*EXERCISE AIM:* Select all lines with the string "Updated" in them, and copy those lines.

*DATA SHOWN:*
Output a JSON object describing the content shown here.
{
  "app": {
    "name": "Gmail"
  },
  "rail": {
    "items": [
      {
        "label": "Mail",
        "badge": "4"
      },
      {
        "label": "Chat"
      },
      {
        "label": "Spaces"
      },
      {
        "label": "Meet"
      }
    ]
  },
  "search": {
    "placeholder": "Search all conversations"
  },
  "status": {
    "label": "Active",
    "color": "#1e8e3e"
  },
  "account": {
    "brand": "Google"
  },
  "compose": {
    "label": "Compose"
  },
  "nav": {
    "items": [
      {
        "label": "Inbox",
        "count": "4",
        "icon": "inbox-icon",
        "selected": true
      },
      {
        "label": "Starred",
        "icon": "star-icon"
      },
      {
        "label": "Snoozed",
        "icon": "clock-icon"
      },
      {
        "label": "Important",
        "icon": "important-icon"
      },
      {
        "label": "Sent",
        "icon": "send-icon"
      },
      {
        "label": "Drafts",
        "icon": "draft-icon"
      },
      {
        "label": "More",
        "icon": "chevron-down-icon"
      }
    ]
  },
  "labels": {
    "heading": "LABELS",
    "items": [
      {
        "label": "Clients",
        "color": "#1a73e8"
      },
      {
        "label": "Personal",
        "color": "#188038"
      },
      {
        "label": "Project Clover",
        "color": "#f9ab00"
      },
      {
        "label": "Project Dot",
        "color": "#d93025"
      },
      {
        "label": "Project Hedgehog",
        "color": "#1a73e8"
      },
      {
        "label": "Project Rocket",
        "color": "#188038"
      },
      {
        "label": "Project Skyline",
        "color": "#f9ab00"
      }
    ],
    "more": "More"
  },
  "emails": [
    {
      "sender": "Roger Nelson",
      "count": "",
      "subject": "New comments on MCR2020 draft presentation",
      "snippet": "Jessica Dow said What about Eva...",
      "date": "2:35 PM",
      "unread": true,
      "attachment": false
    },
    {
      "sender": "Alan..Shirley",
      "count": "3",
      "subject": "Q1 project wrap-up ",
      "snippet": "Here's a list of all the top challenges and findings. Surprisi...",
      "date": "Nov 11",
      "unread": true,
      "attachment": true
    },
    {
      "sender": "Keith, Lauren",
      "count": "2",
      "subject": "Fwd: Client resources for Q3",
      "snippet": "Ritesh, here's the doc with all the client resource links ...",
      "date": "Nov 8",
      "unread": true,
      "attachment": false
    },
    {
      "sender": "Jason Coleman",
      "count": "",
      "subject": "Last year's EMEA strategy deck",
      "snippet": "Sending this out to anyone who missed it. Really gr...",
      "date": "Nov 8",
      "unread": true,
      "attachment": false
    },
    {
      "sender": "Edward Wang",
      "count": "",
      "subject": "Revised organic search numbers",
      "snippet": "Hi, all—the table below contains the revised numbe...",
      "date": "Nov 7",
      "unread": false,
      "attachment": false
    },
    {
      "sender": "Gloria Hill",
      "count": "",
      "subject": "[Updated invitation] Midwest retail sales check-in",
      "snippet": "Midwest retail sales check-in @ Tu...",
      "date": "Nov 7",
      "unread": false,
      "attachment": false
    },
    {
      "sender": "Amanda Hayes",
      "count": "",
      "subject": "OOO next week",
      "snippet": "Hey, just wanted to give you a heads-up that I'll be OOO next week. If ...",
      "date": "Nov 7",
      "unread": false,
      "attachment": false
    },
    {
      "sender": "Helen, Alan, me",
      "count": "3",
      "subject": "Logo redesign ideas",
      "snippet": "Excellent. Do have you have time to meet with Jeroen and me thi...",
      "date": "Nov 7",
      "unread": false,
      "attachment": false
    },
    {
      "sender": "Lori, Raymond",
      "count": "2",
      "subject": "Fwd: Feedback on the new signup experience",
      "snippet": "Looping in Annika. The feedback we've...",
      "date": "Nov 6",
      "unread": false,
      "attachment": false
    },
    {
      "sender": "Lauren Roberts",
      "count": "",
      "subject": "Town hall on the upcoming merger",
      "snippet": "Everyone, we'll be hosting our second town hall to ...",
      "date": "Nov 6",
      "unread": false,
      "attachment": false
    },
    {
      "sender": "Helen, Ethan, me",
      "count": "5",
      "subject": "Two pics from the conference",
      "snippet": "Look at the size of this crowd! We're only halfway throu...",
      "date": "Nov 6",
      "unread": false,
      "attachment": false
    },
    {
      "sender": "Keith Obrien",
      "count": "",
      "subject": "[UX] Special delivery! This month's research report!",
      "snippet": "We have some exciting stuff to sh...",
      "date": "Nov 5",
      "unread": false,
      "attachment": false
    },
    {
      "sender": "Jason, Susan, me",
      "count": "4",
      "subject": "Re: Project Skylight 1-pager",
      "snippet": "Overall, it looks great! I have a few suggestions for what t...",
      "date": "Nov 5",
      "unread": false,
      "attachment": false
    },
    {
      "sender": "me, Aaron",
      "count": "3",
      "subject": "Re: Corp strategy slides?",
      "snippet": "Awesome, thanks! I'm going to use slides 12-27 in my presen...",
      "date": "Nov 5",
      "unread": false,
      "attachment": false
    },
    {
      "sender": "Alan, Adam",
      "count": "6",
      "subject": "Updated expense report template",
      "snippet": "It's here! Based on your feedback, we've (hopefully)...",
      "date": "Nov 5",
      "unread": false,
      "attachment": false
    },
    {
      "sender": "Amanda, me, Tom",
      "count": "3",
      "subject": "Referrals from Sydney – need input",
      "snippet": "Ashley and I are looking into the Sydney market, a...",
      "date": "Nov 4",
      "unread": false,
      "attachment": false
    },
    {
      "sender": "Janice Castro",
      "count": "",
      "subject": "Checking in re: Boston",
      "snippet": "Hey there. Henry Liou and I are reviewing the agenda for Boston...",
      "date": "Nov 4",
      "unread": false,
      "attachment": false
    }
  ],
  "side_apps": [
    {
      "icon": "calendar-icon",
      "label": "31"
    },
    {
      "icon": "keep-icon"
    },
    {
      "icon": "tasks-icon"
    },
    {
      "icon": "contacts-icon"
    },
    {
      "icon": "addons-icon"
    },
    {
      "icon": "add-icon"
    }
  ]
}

*EXERCISE RESULT:*
      "subject": "[Updated invitation] Midwest retail sales check-in",
      "subject": "Updated expense report template",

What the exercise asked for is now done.